*Ejercicio breve:* Transcribe sin ningún cambio las líneas de los ítems, empezando por la primera y terminando en la que contiene "more-icon[interactable] <box>1202 371", con ambas incluidas.
___ Ítems proporcionados ___
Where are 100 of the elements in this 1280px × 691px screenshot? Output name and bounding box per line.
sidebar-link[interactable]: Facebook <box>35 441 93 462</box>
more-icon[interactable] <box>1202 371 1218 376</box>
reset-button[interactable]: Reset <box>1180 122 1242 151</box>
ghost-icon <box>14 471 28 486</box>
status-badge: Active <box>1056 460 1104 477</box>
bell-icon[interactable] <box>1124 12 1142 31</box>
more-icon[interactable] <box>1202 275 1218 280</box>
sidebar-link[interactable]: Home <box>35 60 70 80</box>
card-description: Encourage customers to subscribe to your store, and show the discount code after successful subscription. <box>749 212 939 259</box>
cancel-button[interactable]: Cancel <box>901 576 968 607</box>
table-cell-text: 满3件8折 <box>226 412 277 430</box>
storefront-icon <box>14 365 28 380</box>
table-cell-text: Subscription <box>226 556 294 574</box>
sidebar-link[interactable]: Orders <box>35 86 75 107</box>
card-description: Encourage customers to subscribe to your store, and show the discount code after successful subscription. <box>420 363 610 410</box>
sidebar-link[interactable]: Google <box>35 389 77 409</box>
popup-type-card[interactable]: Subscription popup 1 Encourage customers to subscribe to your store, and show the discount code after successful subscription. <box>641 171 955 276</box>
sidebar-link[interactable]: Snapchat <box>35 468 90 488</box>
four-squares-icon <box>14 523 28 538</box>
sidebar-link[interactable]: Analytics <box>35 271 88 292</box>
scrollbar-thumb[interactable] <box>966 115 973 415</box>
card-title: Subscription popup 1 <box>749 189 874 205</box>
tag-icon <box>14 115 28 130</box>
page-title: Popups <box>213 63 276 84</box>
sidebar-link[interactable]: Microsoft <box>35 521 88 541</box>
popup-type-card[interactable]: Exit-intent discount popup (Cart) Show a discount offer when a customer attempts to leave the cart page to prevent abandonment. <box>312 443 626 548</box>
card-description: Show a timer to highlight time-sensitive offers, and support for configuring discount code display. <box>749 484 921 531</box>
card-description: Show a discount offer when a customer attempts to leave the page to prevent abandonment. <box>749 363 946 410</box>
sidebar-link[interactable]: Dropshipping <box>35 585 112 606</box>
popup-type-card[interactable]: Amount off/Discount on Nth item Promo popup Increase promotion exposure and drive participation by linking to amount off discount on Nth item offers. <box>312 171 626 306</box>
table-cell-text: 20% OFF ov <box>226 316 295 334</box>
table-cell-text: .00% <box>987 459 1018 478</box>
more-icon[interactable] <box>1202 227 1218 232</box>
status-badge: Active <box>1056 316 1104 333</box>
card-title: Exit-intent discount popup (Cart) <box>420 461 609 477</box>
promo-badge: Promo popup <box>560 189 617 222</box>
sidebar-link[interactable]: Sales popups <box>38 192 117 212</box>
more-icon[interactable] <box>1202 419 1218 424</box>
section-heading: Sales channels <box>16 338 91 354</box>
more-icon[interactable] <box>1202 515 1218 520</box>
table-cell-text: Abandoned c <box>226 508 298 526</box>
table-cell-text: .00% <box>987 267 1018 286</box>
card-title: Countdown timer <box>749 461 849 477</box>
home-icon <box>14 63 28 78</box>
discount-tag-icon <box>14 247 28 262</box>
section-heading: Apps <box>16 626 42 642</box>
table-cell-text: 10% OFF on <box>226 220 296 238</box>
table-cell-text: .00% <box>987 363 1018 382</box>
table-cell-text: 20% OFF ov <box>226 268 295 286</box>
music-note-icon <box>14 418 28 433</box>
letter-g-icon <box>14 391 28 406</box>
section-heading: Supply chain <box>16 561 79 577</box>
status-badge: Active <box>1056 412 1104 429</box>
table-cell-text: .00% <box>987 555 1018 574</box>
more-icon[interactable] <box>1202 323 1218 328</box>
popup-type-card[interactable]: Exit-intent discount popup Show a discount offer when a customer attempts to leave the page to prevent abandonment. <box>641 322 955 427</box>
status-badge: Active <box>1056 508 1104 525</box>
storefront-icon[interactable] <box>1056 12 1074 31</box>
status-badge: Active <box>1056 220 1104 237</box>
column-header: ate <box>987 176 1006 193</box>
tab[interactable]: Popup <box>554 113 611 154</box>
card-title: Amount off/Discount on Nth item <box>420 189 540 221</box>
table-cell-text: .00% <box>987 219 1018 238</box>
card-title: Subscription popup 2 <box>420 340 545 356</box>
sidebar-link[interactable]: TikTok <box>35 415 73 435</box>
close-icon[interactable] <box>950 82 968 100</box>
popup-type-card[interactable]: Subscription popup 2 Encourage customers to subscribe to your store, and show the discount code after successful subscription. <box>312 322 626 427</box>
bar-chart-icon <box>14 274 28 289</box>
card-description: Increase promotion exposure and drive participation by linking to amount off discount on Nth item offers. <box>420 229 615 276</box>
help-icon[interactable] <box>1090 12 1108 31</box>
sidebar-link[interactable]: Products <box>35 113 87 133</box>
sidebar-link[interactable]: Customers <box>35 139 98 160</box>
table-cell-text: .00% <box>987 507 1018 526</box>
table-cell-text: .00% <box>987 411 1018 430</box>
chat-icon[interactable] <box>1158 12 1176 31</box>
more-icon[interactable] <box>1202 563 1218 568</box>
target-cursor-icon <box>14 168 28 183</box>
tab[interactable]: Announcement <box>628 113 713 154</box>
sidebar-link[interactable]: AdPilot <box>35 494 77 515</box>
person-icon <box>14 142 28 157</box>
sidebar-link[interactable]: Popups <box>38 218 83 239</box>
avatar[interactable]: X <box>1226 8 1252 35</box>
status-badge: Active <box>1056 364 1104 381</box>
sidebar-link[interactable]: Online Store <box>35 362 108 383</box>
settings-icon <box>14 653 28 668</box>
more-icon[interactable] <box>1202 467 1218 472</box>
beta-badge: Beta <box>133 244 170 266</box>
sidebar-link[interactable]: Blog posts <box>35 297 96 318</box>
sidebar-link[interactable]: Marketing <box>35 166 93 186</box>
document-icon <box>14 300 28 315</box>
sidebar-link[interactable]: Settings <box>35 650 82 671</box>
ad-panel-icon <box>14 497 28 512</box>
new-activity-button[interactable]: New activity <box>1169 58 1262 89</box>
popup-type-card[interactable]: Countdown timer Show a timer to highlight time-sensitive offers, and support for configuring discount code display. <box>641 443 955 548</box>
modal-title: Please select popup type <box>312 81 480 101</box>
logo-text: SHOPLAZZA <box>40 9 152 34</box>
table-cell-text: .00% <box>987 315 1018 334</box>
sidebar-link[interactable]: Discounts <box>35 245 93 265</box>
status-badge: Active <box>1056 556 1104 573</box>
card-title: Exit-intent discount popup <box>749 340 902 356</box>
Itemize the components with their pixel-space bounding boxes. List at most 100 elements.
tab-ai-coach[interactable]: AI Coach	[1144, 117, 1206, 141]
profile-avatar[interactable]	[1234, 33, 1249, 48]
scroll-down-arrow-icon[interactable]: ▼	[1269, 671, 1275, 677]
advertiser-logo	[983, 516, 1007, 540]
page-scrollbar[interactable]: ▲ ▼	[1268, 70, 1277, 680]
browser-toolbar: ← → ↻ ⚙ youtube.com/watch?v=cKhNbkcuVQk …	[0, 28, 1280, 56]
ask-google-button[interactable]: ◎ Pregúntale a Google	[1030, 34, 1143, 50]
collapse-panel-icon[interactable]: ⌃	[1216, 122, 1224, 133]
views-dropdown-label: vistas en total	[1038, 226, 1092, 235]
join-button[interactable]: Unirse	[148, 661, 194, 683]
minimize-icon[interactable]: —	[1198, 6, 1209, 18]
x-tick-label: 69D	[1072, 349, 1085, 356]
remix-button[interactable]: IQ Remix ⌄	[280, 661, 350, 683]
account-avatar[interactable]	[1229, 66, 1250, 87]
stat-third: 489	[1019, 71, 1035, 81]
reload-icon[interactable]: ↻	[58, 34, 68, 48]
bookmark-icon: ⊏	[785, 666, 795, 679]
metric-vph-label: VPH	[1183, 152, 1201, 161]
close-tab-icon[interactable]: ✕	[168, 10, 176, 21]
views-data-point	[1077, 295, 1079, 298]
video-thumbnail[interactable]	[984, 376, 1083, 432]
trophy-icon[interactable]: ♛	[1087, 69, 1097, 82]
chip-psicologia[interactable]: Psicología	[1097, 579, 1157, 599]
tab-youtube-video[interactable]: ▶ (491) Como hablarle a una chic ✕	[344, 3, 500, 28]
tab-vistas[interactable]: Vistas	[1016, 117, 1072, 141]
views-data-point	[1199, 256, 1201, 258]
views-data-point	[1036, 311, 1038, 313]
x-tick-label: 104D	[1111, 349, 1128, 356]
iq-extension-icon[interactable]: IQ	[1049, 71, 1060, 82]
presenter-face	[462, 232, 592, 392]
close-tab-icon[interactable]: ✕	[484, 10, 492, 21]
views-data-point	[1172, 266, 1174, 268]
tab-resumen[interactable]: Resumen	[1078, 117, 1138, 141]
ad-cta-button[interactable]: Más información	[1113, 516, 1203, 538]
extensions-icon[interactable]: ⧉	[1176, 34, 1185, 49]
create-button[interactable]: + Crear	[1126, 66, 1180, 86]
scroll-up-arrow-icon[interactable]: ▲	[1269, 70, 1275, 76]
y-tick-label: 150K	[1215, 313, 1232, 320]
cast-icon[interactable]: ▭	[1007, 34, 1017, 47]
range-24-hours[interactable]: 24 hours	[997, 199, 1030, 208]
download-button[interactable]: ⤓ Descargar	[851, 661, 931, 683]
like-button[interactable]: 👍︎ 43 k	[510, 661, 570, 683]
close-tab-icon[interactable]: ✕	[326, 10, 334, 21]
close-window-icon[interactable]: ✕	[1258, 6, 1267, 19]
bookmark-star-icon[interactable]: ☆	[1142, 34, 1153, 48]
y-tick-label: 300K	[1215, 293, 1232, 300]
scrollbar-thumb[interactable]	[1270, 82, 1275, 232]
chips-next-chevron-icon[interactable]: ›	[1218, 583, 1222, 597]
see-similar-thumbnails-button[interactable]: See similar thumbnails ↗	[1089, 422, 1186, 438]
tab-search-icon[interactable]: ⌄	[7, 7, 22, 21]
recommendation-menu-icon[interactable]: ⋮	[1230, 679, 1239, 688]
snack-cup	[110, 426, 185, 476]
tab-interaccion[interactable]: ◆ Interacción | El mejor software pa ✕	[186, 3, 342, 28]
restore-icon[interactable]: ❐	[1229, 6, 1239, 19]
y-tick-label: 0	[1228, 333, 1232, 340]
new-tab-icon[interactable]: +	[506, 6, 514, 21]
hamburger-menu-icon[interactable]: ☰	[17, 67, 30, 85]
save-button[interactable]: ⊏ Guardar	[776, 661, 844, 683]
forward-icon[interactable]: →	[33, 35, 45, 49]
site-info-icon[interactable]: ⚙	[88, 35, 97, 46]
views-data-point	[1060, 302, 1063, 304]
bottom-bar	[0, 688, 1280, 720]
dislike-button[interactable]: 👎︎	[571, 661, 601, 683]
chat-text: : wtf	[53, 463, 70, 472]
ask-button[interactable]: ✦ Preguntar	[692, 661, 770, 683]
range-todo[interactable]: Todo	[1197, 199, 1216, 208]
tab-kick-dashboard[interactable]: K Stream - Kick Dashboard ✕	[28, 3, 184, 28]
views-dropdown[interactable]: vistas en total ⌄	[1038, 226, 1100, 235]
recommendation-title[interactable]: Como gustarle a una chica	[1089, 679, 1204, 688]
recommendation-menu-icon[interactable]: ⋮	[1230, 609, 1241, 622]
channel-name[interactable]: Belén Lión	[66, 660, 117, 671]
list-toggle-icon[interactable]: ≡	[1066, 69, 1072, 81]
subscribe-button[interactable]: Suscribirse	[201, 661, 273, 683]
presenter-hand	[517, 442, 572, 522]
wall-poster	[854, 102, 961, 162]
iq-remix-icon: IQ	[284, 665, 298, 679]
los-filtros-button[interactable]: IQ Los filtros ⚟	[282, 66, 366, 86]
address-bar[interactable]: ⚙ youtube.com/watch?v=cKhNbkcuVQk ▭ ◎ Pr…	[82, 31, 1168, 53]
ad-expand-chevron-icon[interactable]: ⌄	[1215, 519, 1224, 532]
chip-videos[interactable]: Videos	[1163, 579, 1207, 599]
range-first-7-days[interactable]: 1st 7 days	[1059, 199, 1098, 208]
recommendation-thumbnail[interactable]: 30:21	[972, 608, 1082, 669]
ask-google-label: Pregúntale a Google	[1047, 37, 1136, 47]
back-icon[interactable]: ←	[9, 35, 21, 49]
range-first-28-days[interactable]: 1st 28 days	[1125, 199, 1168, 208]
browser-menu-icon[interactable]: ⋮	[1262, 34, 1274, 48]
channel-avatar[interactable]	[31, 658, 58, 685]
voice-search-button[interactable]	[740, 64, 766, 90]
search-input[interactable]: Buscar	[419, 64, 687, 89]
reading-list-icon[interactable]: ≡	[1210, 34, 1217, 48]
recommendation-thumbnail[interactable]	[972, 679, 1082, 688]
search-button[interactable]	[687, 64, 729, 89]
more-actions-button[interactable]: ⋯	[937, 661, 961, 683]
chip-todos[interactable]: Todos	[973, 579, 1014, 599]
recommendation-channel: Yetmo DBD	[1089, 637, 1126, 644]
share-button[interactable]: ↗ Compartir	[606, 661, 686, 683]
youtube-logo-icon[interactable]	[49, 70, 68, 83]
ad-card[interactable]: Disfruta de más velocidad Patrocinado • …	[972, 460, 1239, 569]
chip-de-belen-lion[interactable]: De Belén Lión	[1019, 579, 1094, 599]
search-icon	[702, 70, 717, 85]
___
*Solución del problema:*
Where are 100 of the elements in this 1280px × 691px screenshot? Output name and bounding box per line.
sidebar-link[interactable]: Facebook <box>35 441 93 462</box>
more-icon[interactable] <box>1202 371 1218 376</box>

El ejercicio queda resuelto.